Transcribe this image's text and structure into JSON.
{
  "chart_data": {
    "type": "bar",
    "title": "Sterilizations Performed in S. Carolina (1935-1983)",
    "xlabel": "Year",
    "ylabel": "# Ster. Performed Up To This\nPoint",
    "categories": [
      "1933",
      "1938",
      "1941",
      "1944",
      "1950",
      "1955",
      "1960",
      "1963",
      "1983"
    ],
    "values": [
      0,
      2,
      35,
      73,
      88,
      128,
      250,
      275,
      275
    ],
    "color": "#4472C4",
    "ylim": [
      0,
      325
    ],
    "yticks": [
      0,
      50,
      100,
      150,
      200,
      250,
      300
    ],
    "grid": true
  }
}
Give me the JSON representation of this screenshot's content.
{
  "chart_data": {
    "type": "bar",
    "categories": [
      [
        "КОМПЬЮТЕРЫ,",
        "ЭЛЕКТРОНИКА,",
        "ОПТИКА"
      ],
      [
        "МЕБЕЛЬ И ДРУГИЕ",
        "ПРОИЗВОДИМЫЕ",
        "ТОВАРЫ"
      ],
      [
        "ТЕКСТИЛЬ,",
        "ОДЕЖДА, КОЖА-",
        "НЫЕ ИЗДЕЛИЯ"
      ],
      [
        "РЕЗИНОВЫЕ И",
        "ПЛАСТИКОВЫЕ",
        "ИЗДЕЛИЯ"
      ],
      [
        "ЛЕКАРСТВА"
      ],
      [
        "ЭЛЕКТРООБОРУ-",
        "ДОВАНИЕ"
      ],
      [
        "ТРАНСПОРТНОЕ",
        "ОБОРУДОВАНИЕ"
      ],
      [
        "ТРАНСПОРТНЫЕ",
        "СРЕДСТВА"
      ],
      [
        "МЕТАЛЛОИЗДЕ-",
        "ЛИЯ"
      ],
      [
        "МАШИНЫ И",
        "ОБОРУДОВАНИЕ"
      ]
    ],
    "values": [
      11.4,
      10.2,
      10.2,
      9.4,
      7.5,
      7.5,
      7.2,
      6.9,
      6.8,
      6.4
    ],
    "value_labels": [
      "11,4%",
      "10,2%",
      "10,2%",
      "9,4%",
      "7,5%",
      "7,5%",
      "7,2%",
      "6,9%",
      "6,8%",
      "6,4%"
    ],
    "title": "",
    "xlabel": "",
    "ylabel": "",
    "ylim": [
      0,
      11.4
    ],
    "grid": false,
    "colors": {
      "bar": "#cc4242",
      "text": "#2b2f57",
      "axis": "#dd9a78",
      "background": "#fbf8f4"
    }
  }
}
☆ ☆ ☆ ☆
-- What to produce --
Using the material above, copy every line in which the string "ylabel" occurs.

-- Answer to this problem --
    "ylabel": "# Ster. Performed Up To This\nPoint",
    "ylabel": "",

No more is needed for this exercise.